Items from a data source:
▽

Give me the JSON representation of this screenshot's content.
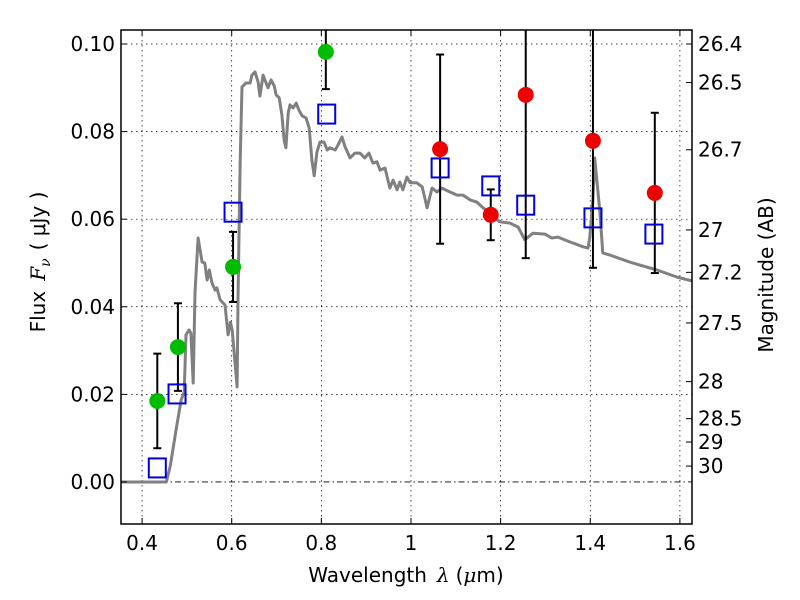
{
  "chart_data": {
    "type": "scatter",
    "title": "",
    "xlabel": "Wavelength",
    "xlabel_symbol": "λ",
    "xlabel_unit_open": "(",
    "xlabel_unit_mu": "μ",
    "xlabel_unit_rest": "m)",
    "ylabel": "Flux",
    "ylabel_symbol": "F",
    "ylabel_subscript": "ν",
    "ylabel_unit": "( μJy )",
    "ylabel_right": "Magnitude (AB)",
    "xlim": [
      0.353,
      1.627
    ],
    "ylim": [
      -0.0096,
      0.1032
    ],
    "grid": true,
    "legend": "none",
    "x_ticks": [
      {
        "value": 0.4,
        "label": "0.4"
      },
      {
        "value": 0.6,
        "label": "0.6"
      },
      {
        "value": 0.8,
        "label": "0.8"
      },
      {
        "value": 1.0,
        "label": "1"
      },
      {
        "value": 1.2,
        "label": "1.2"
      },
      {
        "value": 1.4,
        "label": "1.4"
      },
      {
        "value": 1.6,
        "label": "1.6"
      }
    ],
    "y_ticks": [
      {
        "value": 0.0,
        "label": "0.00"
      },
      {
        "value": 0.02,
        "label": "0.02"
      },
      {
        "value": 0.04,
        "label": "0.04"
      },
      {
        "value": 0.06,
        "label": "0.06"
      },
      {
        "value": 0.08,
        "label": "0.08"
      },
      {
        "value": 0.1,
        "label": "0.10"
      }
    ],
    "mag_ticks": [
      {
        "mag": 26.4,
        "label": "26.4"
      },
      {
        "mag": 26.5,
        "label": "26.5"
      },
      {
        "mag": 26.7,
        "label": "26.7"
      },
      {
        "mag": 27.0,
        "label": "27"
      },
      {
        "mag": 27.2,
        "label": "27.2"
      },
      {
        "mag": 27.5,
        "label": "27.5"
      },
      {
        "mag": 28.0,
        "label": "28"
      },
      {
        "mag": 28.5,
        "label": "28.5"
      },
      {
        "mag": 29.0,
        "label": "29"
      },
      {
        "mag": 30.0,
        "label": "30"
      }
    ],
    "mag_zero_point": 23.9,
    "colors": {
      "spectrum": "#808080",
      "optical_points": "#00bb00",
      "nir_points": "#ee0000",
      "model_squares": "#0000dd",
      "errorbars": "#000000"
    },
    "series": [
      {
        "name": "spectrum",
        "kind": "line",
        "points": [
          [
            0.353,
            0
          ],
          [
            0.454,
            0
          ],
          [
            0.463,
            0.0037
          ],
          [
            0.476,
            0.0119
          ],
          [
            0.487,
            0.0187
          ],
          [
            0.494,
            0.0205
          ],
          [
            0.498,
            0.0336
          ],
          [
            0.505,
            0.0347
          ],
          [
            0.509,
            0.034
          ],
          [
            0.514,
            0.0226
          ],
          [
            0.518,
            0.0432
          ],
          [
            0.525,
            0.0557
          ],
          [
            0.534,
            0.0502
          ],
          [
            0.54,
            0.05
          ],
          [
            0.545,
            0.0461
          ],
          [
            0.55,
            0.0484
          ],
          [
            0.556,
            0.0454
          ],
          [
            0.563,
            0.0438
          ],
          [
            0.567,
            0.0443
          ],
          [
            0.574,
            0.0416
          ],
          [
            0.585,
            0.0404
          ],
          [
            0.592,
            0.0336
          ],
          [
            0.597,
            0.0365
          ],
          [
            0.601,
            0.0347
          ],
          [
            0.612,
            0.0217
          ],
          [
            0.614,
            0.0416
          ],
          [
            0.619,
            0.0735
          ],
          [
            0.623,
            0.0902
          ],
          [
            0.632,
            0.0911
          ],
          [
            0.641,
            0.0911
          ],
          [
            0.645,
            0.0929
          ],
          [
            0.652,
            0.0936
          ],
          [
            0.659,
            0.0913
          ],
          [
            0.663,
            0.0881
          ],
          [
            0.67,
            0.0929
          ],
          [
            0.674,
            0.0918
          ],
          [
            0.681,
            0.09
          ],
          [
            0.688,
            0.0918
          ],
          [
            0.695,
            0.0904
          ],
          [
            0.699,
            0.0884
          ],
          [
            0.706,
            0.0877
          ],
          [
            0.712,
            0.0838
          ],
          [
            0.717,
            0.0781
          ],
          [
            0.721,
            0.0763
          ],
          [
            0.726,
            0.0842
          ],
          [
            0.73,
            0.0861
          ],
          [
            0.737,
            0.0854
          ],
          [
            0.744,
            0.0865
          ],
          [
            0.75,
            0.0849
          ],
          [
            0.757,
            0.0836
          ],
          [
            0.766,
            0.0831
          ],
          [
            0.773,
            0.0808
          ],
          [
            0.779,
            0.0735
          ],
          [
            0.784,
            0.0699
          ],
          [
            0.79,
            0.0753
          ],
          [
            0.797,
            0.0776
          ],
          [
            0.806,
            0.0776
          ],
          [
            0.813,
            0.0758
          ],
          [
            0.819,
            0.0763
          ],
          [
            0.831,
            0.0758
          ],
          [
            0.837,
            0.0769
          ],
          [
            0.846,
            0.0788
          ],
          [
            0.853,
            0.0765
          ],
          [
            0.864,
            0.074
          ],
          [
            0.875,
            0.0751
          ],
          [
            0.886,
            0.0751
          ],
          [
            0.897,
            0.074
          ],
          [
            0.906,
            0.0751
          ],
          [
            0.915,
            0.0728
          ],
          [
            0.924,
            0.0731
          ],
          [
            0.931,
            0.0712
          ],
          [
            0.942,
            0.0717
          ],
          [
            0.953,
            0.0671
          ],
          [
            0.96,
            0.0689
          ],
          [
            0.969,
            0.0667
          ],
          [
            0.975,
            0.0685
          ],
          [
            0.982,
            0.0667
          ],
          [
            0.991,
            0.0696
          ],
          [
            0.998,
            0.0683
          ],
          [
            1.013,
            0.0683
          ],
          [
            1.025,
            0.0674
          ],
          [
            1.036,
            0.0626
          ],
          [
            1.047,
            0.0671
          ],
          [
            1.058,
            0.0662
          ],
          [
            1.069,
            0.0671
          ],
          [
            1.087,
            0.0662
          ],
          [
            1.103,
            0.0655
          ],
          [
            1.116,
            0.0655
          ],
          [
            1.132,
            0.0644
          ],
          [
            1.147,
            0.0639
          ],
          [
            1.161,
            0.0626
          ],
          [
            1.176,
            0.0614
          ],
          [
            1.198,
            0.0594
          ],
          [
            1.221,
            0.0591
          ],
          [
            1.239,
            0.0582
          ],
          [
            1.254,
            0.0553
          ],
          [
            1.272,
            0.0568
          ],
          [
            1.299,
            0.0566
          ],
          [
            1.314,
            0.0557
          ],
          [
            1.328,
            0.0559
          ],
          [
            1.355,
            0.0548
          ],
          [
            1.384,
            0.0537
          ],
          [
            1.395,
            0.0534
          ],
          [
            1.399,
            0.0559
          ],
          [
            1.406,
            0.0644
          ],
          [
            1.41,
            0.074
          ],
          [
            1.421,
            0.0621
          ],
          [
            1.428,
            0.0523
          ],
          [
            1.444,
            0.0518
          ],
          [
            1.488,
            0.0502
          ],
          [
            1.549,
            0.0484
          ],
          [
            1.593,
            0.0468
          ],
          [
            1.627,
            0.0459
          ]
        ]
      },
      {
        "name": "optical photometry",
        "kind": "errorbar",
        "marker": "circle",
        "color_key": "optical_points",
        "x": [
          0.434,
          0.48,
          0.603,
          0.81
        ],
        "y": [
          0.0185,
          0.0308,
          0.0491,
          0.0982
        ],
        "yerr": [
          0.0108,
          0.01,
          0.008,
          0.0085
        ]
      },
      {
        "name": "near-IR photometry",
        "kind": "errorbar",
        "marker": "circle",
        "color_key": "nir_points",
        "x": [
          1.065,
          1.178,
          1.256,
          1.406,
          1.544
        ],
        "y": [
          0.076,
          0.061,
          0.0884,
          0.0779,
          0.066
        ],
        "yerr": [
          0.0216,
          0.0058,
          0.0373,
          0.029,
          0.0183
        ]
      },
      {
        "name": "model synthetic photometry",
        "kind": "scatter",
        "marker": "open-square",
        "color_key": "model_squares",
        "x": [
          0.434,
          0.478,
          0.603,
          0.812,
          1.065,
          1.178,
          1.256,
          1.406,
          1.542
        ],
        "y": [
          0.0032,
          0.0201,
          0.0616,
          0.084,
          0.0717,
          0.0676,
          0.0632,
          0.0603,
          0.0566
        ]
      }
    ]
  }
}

△
▽

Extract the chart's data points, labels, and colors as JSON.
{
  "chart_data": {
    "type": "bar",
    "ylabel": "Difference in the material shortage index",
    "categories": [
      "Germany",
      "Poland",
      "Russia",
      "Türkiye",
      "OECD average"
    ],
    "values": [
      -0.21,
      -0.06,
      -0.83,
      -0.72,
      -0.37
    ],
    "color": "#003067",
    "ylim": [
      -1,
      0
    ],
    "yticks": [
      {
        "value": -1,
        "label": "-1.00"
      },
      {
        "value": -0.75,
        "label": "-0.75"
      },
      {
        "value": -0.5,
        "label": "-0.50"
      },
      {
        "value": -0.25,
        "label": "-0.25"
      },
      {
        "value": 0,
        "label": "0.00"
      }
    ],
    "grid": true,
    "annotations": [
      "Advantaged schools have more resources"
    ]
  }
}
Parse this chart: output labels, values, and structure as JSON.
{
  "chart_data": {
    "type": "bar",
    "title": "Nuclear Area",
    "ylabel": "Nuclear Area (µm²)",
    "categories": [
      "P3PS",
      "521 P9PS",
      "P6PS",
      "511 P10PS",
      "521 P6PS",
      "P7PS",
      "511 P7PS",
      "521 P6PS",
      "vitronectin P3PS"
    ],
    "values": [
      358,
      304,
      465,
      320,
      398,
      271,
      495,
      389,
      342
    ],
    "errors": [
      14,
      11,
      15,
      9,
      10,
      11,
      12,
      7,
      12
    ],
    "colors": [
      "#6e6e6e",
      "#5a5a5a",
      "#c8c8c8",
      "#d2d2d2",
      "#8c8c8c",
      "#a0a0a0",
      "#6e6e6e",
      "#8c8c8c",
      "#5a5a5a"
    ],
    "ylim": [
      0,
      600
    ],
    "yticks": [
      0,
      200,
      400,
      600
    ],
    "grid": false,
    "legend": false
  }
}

△
▽

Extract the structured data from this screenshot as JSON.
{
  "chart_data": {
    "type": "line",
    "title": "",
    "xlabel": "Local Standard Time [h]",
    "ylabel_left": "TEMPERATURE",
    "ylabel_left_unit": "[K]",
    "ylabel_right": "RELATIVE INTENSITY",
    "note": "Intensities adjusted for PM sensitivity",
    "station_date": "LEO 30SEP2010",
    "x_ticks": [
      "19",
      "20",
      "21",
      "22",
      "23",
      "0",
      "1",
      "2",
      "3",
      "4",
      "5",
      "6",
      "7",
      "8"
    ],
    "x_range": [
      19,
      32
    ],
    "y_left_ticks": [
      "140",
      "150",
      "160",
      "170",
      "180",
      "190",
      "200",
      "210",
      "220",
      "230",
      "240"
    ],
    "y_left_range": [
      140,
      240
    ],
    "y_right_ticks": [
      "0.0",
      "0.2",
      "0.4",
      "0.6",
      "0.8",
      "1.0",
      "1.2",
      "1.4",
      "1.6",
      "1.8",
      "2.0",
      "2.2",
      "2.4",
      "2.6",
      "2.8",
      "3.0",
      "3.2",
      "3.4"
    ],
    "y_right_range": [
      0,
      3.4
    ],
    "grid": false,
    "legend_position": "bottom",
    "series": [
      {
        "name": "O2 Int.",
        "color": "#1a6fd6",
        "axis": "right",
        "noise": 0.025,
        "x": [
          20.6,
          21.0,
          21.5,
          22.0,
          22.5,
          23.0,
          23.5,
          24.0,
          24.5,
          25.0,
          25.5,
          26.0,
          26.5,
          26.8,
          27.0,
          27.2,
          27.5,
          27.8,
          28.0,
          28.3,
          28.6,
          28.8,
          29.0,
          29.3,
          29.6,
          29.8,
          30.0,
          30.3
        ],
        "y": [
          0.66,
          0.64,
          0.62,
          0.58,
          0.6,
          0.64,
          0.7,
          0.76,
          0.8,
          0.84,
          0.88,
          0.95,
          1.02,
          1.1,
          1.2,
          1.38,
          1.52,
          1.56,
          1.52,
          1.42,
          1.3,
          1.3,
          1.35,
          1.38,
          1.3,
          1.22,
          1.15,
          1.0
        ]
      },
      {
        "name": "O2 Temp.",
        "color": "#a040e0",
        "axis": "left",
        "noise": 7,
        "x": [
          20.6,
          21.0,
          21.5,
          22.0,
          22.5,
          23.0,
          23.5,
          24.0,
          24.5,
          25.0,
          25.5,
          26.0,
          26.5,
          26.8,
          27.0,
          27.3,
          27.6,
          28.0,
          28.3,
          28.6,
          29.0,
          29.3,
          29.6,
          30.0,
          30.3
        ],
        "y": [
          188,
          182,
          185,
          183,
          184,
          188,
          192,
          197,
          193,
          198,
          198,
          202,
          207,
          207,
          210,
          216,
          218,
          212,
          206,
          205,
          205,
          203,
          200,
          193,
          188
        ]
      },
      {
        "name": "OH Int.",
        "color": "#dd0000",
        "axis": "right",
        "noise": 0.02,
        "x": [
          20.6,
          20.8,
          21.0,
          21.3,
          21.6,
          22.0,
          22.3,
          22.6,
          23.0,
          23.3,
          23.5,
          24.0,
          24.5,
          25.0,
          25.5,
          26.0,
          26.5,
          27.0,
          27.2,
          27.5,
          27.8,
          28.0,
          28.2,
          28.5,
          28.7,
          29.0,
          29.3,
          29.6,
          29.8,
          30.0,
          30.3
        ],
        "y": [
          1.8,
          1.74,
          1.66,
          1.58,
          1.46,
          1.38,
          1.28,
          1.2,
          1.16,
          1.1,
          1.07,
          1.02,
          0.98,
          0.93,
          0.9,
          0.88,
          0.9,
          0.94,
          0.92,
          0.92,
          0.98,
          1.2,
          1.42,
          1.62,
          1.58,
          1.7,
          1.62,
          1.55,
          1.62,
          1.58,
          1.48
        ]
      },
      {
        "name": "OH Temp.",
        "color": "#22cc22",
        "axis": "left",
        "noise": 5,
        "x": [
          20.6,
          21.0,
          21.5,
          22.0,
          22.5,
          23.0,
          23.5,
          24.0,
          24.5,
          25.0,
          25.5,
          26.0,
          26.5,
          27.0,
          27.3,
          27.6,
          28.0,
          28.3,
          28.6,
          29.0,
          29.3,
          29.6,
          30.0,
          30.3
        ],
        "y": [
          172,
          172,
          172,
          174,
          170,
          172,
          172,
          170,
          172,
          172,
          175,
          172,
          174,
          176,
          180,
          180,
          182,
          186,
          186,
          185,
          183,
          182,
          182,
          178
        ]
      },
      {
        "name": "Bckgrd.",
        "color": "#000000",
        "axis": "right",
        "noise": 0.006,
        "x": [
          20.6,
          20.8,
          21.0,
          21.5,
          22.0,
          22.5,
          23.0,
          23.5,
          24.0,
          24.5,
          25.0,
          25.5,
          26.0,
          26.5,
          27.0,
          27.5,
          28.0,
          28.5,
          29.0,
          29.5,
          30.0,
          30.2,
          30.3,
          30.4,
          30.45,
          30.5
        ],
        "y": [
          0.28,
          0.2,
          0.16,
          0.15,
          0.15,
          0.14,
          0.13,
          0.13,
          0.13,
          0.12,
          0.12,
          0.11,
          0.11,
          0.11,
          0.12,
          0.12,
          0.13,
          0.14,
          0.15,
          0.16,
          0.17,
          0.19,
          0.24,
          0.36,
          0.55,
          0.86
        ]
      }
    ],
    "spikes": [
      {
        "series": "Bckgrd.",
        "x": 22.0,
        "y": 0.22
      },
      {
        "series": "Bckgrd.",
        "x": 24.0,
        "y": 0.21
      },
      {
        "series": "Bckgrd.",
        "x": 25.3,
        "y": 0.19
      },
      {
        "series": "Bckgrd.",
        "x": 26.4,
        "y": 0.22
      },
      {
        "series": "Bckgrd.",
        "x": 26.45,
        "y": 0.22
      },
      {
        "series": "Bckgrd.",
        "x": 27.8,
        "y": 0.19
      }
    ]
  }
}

△

- [DIRECTIONS]
List the lines of the records where "colors" occurs.

- [RESULT BELOW]
    "colors": {
Extract the chart's data points, labels, and colors as JSON.
    "colors": [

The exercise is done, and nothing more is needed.